Requirements
Only the pictures are left out: repeat the rest of the entries exactly.

Records from a dataset
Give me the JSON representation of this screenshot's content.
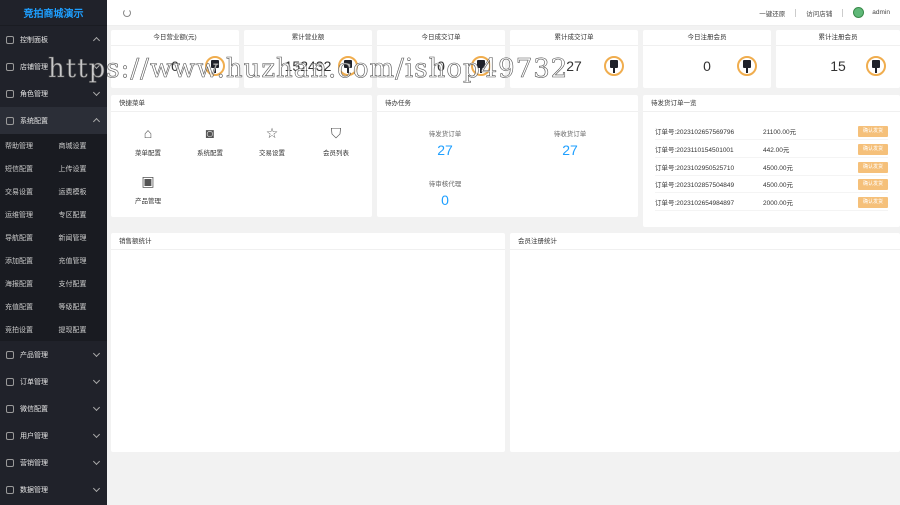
{
  "sidebar": {
    "brand": "竞拍商城演示",
    "items_top": [
      {
        "label": "控制面板",
        "icon": "home-icon"
      },
      {
        "label": "店铺管理",
        "icon": "home-icon"
      },
      {
        "label": "角色管理",
        "icon": "home-icon"
      },
      {
        "label": "系统配置",
        "icon": "home-icon"
      }
    ],
    "sub_items": [
      "帮助管理",
      "商城设置",
      "短信配置",
      "上传设置",
      "交易设置",
      "运费模板",
      "运维管理",
      "专区配置",
      "导航配置",
      "新闻管理",
      "添加配置",
      "充值管理",
      "海报配置",
      "支付配置",
      "充值配置",
      "等级配置",
      "竞拍设置",
      "提现配置"
    ],
    "items_bottom": [
      {
        "label": "产品管理",
        "icon": "home-icon"
      },
      {
        "label": "订单管理",
        "icon": "home-icon"
      },
      {
        "label": "微信配置",
        "icon": "home-icon"
      },
      {
        "label": "用户管理",
        "icon": "home-icon"
      },
      {
        "label": "营销管理",
        "icon": "home-icon"
      },
      {
        "label": "数据管理",
        "icon": "home-icon"
      }
    ]
  },
  "header": {
    "clear_cache": "一键还原",
    "visit_store": "访问店铺",
    "username": "admin"
  },
  "stats": [
    {
      "title": "今日营业额(元)",
      "value": "0"
    },
    {
      "title": "累计营业额",
      "value": "152432"
    },
    {
      "title": "今日成交订单",
      "value": "0"
    },
    {
      "title": "累计成交订单",
      "value": "27"
    },
    {
      "title": "今日注册会员",
      "value": "0"
    },
    {
      "title": "累计注册会员",
      "value": "15"
    }
  ],
  "quick_menu": {
    "title": "快捷菜单",
    "items": [
      {
        "label": "菜单配置",
        "glyph": "⌂",
        "icon": "home-icon"
      },
      {
        "label": "系统配置",
        "glyph": "◙",
        "icon": "camera-icon"
      },
      {
        "label": "交易设置",
        "glyph": "☆",
        "icon": "star-icon"
      },
      {
        "label": "会员列表",
        "glyph": "⛉",
        "icon": "shield-icon"
      },
      {
        "label": "产品管理",
        "glyph": "▣",
        "icon": "grid-icon"
      }
    ]
  },
  "todo": {
    "title": "待办任务",
    "items": [
      {
        "label": "待发货订单",
        "value": "27"
      },
      {
        "label": "待收货订单",
        "value": "27"
      },
      {
        "label": "待审核代理",
        "value": "0"
      }
    ]
  },
  "orders": {
    "title": "待发货订单一览",
    "button_label": "确认发货",
    "rows": [
      {
        "no": "订单号:20231026575697​96",
        "amount": "21100.00元"
      },
      {
        "no": "订单号:2023110154501001",
        "amount": "442.00元"
      },
      {
        "no": "订单号:2023102950525710",
        "amount": "4500.00元"
      },
      {
        "no": "订单号:2023102857504849",
        "amount": "4500.00元"
      },
      {
        "no": "订单号:2023102654984897",
        "amount": "2000.00元"
      }
    ]
  },
  "sales_chart": {
    "title": "销售额统计"
  },
  "member_chart": {
    "title": "会员注册统计"
  },
  "watermark": "https://www.huzhan.com/ishop49732"
}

Final result
Give me the JSON representation of this screenshot's content.
{
  "sidebar": {
    "brand": "竞拍商城演示",
    "items_top": [
      {
        "label": "控制面板",
        "icon": "home-icon"
      },
      {
        "label": "店铺管理",
        "icon": "home-icon"
      },
      {
        "label": "角色管理",
        "icon": "home-icon"
      },
      {
        "label": "系统配置",
        "icon": "home-icon"
      }
    ],
    "sub_items": [
      "帮助管理",
      "商城设置",
      "短信配置",
      "上传设置",
      "交易设置",
      "运费模板",
      "运维管理",
      "专区配置",
      "导航配置",
      "新闻管理",
      "添加配置",
      "充值管理",
      "海报配置",
      "支付配置",
      "充值配置",
      "等级配置",
      "竞拍设置",
      "提现配置"
    ],
    "items_bottom": [
      {
        "label": "产品管理",
        "icon": "home-icon"
      },
      {
        "label": "订单管理",
        "icon": "home-icon"
      },
      {
        "label": "微信配置",
        "icon": "home-icon"
      },
      {
        "label": "用户管理",
        "icon": "home-icon"
      },
      {
        "label": "营销管理",
        "icon": "home-icon"
      },
      {
        "label": "数据管理",
        "icon": "home-icon"
      }
    ]
  },
  "header": {
    "clear_cache": "一键还原",
    "visit_store": "访问店铺",
    "username": "admin"
  },
  "stats": [
    {
      "title": "今日营业额(元)",
      "value": "0"
    },
    {
      "title": "累计营业额",
      "value": "152432"
    },
    {
      "title": "今日成交订单",
      "value": "0"
    },
    {
      "title": "累计成交订单",
      "value": "27"
    },
    {
      "title": "今日注册会员",
      "value": "0"
    },
    {
      "title": "累计注册会员",
      "value": "15"
    }
  ],
  "quick_menu": {
    "title": "快捷菜单",
    "items": [
      {
        "label": "菜单配置",
        "glyph": "⌂",
        "icon": "home-icon"
      },
      {
        "label": "系统配置",
        "glyph": "◙",
        "icon": "camera-icon"
      },
      {
        "label": "交易设置",
        "glyph": "☆",
        "icon": "star-icon"
      },
      {
        "label": "会员列表",
        "glyph": "⛉",
        "icon": "shield-icon"
      },
      {
        "label": "产品管理",
        "glyph": "▣",
        "icon": "grid-icon"
      }
    ]
  },
  "todo": {
    "title": "待办任务",
    "items": [
      {
        "label": "待发货订单",
        "value": "27"
      },
      {
        "label": "待收货订单",
        "value": "27"
      },
      {
        "label": "待审核代理",
        "value": "0"
      }
    ]
  },
  "orders": {
    "title": "待发货订单一览",
    "button_label": "确认发货",
    "rows": [
      {
        "no": "订单号:20231026575697​96",
        "amount": "21100.00元"
      },
      {
        "no": "订单号:2023110154501001",
        "amount": "442.00元"
      },
      {
        "no": "订单号:2023102950525710",
        "amount": "4500.00元"
      },
      {
        "no": "订单号:2023102857504849",
        "amount": "4500.00元"
      },
      {
        "no": "订单号:2023102654984897",
        "amount": "2000.00元"
      }
    ]
  },
  "sales_chart": {
    "title": "销售额统计"
  },
  "member_chart": {
    "title": "会员注册统计"
  },
  "watermark": "https://www.huzhan.com/ishop49732"
}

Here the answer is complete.